§ Goal: Assemble all lines in which the string "unui" appears.

§ Data lines:
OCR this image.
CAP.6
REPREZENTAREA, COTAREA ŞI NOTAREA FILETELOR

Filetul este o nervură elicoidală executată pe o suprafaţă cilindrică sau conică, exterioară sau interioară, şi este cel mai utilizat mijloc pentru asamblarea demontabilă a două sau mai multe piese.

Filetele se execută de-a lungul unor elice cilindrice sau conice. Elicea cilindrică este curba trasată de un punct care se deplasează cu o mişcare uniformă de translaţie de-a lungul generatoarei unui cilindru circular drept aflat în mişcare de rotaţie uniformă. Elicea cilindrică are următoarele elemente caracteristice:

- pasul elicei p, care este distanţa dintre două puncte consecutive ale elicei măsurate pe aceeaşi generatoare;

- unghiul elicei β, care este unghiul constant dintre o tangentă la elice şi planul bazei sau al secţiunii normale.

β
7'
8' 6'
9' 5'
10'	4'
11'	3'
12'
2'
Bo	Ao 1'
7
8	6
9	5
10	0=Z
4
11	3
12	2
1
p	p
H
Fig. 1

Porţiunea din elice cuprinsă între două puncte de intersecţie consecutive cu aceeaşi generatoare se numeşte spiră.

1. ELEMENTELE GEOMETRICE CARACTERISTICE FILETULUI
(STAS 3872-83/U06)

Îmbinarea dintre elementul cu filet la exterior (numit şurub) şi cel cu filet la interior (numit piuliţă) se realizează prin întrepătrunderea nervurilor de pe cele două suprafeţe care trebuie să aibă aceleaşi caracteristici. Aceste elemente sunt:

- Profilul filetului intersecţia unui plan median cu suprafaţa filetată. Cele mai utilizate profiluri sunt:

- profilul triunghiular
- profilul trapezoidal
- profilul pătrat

§ Final result:
Filetele se execută de-a lungul unor elice cilindrice sau conice. Elicea cilindrică este curba trasată de un punct care se deplasează cu o mişcare uniformă de translaţie de-a lungul generatoarei unui cilindru circular drept aflat în mişcare de rotaţie uniformă. Elicea cilindrică are următoarele elemente caracteristice:
- Profilul filetului intersecţia unui plan median cu suprafaţa filetată. Cele mai utilizate profiluri sunt:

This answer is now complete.